WHAT TO WORK ON
Go through the data and copy every line exactly, but not the images.

RECORDED DATA
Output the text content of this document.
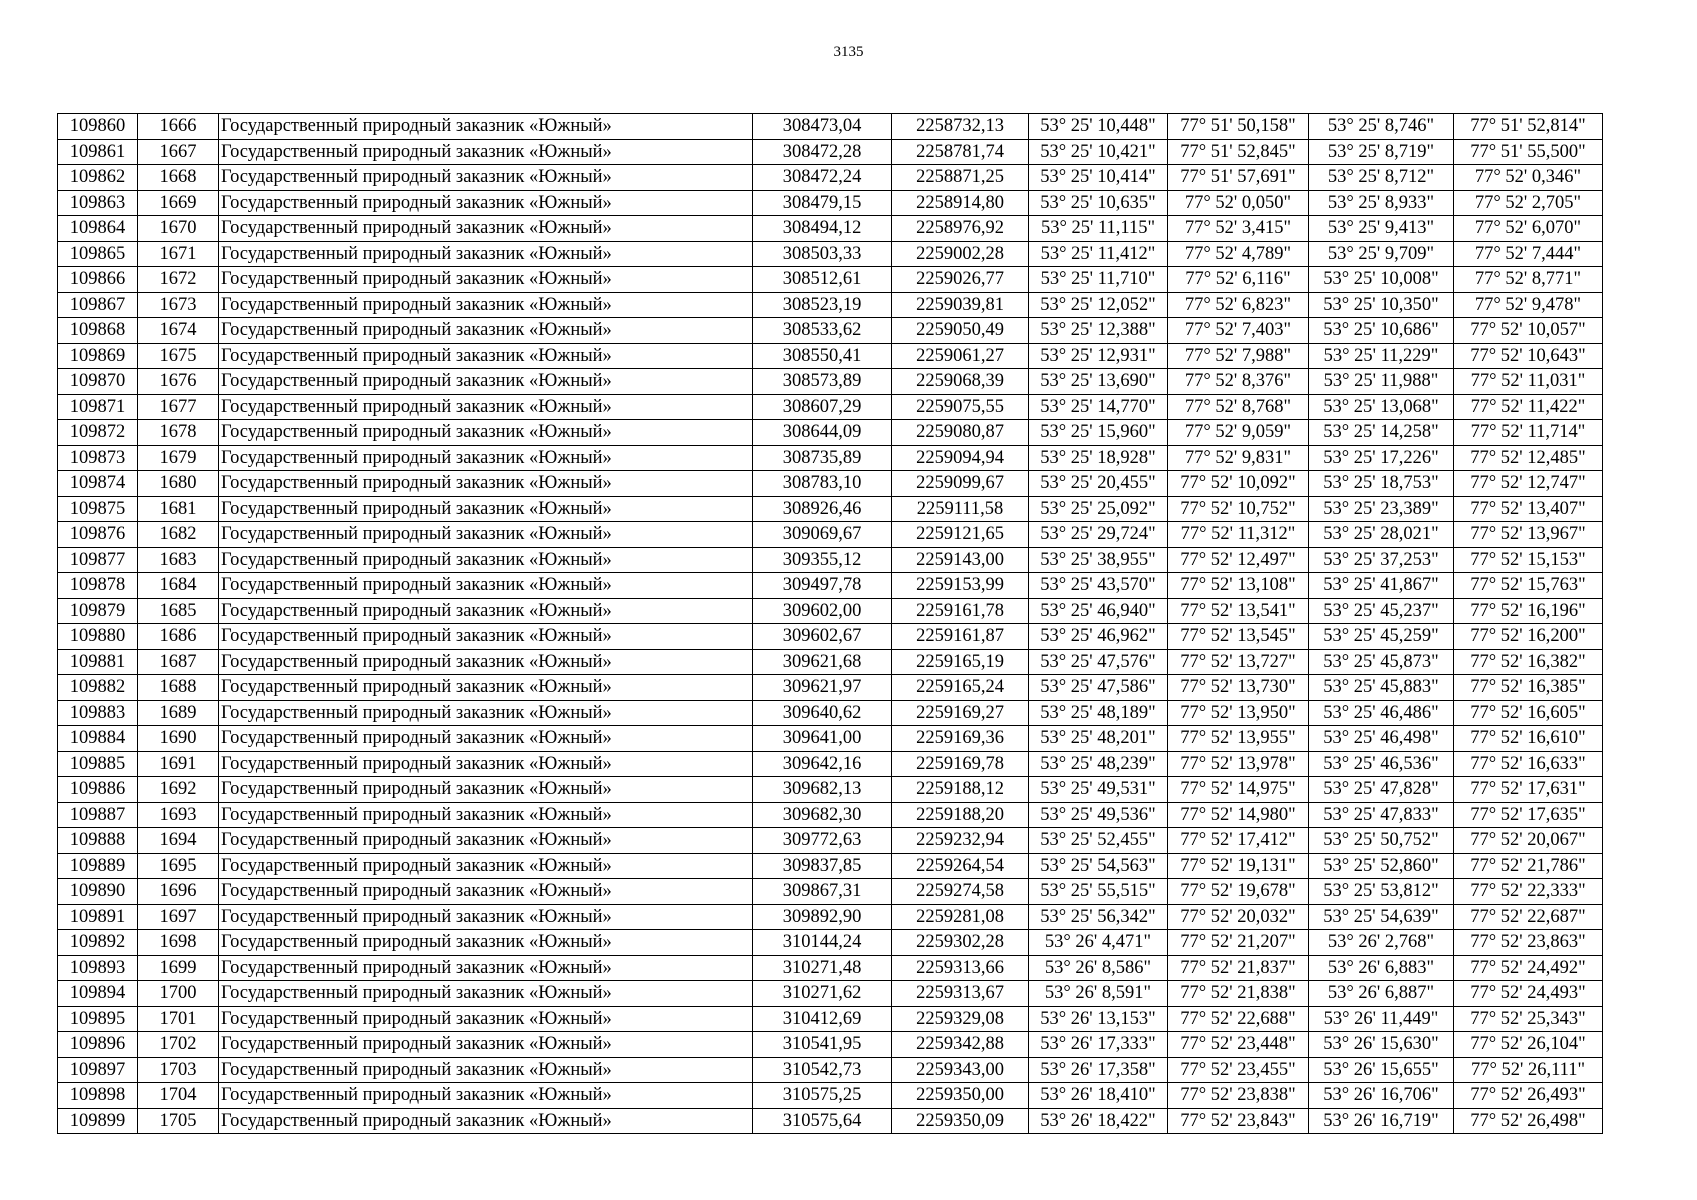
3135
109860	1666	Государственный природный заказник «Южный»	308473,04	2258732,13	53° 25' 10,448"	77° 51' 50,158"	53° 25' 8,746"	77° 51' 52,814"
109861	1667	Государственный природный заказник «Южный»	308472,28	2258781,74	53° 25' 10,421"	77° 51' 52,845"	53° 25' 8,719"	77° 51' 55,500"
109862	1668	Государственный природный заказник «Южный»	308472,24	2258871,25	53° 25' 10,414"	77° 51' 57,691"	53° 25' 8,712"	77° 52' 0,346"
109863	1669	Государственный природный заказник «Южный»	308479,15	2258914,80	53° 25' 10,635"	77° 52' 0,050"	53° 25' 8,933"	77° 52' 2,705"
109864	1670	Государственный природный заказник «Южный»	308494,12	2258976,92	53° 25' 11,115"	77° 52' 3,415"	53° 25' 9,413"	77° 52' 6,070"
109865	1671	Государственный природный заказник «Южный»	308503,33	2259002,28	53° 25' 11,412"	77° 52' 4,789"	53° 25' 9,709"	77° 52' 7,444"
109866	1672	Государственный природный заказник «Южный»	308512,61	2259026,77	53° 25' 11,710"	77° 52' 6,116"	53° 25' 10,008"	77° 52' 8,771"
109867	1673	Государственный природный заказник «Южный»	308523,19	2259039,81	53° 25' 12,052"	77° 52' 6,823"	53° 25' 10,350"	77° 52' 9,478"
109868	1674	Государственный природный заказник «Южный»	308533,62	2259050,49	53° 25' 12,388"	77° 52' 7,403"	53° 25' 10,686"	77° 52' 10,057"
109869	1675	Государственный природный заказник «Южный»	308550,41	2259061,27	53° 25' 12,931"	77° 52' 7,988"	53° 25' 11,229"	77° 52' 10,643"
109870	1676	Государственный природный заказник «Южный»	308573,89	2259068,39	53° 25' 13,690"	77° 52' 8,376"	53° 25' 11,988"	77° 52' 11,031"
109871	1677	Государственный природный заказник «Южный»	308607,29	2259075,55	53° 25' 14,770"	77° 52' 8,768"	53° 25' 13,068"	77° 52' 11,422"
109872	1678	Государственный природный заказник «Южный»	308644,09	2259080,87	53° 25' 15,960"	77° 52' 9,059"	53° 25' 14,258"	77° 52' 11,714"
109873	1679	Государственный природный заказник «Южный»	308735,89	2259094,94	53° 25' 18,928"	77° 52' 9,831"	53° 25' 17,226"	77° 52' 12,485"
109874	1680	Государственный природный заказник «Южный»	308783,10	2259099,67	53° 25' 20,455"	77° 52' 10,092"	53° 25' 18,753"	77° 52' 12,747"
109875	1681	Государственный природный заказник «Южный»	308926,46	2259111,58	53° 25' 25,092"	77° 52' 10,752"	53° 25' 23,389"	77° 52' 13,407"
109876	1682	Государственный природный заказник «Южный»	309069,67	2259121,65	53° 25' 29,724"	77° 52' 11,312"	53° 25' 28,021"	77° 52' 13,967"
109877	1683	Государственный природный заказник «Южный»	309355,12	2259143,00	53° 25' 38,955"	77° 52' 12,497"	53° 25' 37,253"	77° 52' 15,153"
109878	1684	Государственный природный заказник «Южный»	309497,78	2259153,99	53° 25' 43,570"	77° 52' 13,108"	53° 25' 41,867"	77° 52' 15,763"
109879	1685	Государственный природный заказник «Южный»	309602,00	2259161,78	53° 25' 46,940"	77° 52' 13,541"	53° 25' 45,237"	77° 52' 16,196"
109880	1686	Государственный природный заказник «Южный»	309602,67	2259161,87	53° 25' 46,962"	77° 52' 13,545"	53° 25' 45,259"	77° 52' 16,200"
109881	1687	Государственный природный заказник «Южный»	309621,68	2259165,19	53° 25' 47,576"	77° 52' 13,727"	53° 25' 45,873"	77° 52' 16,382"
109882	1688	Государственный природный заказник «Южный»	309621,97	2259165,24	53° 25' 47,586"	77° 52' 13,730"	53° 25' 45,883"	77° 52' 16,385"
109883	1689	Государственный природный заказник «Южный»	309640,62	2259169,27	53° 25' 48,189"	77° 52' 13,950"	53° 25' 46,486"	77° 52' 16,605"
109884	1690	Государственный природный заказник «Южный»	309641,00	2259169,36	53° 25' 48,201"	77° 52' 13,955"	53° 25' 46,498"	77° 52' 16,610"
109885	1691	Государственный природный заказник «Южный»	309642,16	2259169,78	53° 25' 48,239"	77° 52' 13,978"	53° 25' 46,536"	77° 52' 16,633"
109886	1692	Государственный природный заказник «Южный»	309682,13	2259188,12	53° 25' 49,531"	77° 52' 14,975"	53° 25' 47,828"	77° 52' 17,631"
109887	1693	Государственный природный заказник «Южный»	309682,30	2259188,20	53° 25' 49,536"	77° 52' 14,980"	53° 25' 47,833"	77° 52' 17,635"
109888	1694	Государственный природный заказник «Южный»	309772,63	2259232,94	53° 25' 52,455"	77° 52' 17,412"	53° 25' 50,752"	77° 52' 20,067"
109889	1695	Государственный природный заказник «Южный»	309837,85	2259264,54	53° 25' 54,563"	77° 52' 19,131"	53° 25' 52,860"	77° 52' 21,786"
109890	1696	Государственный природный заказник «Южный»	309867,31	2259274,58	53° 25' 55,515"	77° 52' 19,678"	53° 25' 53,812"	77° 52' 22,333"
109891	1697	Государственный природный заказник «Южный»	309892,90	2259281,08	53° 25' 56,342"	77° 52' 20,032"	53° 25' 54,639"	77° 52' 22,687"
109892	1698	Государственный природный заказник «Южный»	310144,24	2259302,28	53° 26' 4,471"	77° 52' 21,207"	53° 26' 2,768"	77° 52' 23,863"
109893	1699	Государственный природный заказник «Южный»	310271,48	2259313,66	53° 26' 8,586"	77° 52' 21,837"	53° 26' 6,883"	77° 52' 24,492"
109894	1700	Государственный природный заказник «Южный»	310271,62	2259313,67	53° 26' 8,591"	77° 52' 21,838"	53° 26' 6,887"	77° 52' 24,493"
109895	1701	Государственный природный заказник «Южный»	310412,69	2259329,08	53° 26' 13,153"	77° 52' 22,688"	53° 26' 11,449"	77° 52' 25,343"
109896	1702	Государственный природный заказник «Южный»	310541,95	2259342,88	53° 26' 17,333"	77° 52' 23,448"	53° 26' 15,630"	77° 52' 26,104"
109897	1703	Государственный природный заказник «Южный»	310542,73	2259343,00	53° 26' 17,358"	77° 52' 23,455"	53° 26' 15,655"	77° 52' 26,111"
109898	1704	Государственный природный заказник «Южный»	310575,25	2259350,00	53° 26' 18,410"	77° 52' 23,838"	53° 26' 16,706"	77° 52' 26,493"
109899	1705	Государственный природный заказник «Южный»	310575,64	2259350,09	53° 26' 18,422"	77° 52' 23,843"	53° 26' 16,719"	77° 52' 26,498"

EXERCISE OUTPUT
Output the text content of this document.
3135
109860	1666	Государственный природный заказник «Южный»	308473,04	2258732,13	53° 25' 10,448"	77° 51' 50,158"	53° 25' 8,746"	77° 51' 52,814"
109861	1667	Государственный природный заказник «Южный»	308472,28	2258781,74	53° 25' 10,421"	77° 51' 52,845"	53° 25' 8,719"	77° 51' 55,500"
109862	1668	Государственный природный заказник «Южный»	308472,24	2258871,25	53° 25' 10,414"	77° 51' 57,691"	53° 25' 8,712"	77° 52' 0,346"
109863	1669	Государственный природный заказник «Южный»	308479,15	2258914,80	53° 25' 10,635"	77° 52' 0,050"	53° 25' 8,933"	77° 52' 2,705"
109864	1670	Государственный природный заказник «Южный»	308494,12	2258976,92	53° 25' 11,115"	77° 52' 3,415"	53° 25' 9,413"	77° 52' 6,070"
109865	1671	Государственный природный заказник «Южный»	308503,33	2259002,28	53° 25' 11,412"	77° 52' 4,789"	53° 25' 9,709"	77° 52' 7,444"
109866	1672	Государственный природный заказник «Южный»	308512,61	2259026,77	53° 25' 11,710"	77° 52' 6,116"	53° 25' 10,008"	77° 52' 8,771"
109867	1673	Государственный природный заказник «Южный»	308523,19	2259039,81	53° 25' 12,052"	77° 52' 6,823"	53° 25' 10,350"	77° 52' 9,478"
109868	1674	Государственный природный заказник «Южный»	308533,62	2259050,49	53° 25' 12,388"	77° 52' 7,403"	53° 25' 10,686"	77° 52' 10,057"
109869	1675	Государственный природный заказник «Южный»	308550,41	2259061,27	53° 25' 12,931"	77° 52' 7,988"	53° 25' 11,229"	77° 52' 10,643"
109870	1676	Государственный природный заказник «Южный»	308573,89	2259068,39	53° 25' 13,690"	77° 52' 8,376"	53° 25' 11,988"	77° 52' 11,031"
109871	1677	Государственный природный заказник «Южный»	308607,29	2259075,55	53° 25' 14,770"	77° 52' 8,768"	53° 25' 13,068"	77° 52' 11,422"
109872	1678	Государственный природный заказник «Южный»	308644,09	2259080,87	53° 25' 15,960"	77° 52' 9,059"	53° 25' 14,258"	77° 52' 11,714"
109873	1679	Государственный природный заказник «Южный»	308735,89	2259094,94	53° 25' 18,928"	77° 52' 9,831"	53° 25' 17,226"	77° 52' 12,485"
109874	1680	Государственный природный заказник «Южный»	308783,10	2259099,67	53° 25' 20,455"	77° 52' 10,092"	53° 25' 18,753"	77° 52' 12,747"
109875	1681	Государственный природный заказник «Южный»	308926,46	2259111,58	53° 25' 25,092"	77° 52' 10,752"	53° 25' 23,389"	77° 52' 13,407"
109876	1682	Государственный природный заказник «Южный»	309069,67	2259121,65	53° 25' 29,724"	77° 52' 11,312"	53° 25' 28,021"	77° 52' 13,967"
109877	1683	Государственный природный заказник «Южный»	309355,12	2259143,00	53° 25' 38,955"	77° 52' 12,497"	53° 25' 37,253"	77° 52' 15,153"
109878	1684	Государственный природный заказник «Южный»	309497,78	2259153,99	53° 25' 43,570"	77° 52' 13,108"	53° 25' 41,867"	77° 52' 15,763"
109879	1685	Государственный природный заказник «Южный»	309602,00	2259161,78	53° 25' 46,940"	77° 52' 13,541"	53° 25' 45,237"	77° 52' 16,196"
109880	1686	Государственный природный заказник «Южный»	309602,67	2259161,87	53° 25' 46,962"	77° 52' 13,545"	53° 25' 45,259"	77° 52' 16,200"
109881	1687	Государственный природный заказник «Южный»	309621,68	2259165,19	53° 25' 47,576"	77° 52' 13,727"	53° 25' 45,873"	77° 52' 16,382"
109882	1688	Государственный природный заказник «Южный»	309621,97	2259165,24	53° 25' 47,586"	77° 52' 13,730"	53° 25' 45,883"	77° 52' 16,385"
109883	1689	Государственный природный заказник «Южный»	309640,62	2259169,27	53° 25' 48,189"	77° 52' 13,950"	53° 25' 46,486"	77° 52' 16,605"
109884	1690	Государственный природный заказник «Южный»	309641,00	2259169,36	53° 25' 48,201"	77° 52' 13,955"	53° 25' 46,498"	77° 52' 16,610"
109885	1691	Государственный природный заказник «Южный»	309642,16	2259169,78	53° 25' 48,239"	77° 52' 13,978"	53° 25' 46,536"	77° 52' 16,633"
109886	1692	Государственный природный заказник «Южный»	309682,13	2259188,12	53° 25' 49,531"	77° 52' 14,975"	53° 25' 47,828"	77° 52' 17,631"
109887	1693	Государственный природный заказник «Южный»	309682,30	2259188,20	53° 25' 49,536"	77° 52' 14,980"	53° 25' 47,833"	77° 52' 17,635"
109888	1694	Государственный природный заказник «Южный»	309772,63	2259232,94	53° 25' 52,455"	77° 52' 17,412"	53° 25' 50,752"	77° 52' 20,067"
109889	1695	Государственный природный заказник «Южный»	309837,85	2259264,54	53° 25' 54,563"	77° 52' 19,131"	53° 25' 52,860"	77° 52' 21,786"
109890	1696	Государственный природный заказник «Южный»	309867,31	2259274,58	53° 25' 55,515"	77° 52' 19,678"	53° 25' 53,812"	77° 52' 22,333"
109891	1697	Государственный природный заказник «Южный»	309892,90	2259281,08	53° 25' 56,342"	77° 52' 20,032"	53° 25' 54,639"	77° 52' 22,687"
109892	1698	Государственный природный заказник «Южный»	310144,24	2259302,28	53° 26' 4,471"	77° 52' 21,207"	53° 26' 2,768"	77° 52' 23,863"
109893	1699	Государственный природный заказник «Южный»	310271,48	2259313,66	53° 26' 8,586"	77° 52' 21,837"	53° 26' 6,883"	77° 52' 24,492"
109894	1700	Государственный природный заказник «Южный»	310271,62	2259313,67	53° 26' 8,591"	77° 52' 21,838"	53° 26' 6,887"	77° 52' 24,493"
109895	1701	Государственный природный заказник «Южный»	310412,69	2259329,08	53° 26' 13,153"	77° 52' 22,688"	53° 26' 11,449"	77° 52' 25,343"
109896	1702	Государственный природный заказник «Южный»	310541,95	2259342,88	53° 26' 17,333"	77° 52' 23,448"	53° 26' 15,630"	77° 52' 26,104"
109897	1703	Государственный природный заказник «Южный»	310542,73	2259343,00	53° 26' 17,358"	77° 52' 23,455"	53° 26' 15,655"	77° 52' 26,111"
109898	1704	Государственный природный заказник «Южный»	310575,25	2259350,00	53° 26' 18,410"	77° 52' 23,838"	53° 26' 16,706"	77° 52' 26,493"
109899	1705	Государственный природный заказник «Южный»	310575,64	2259350,09	53° 26' 18,422"	77° 52' 23,843"	53° 26' 16,719"	77° 52' 26,498"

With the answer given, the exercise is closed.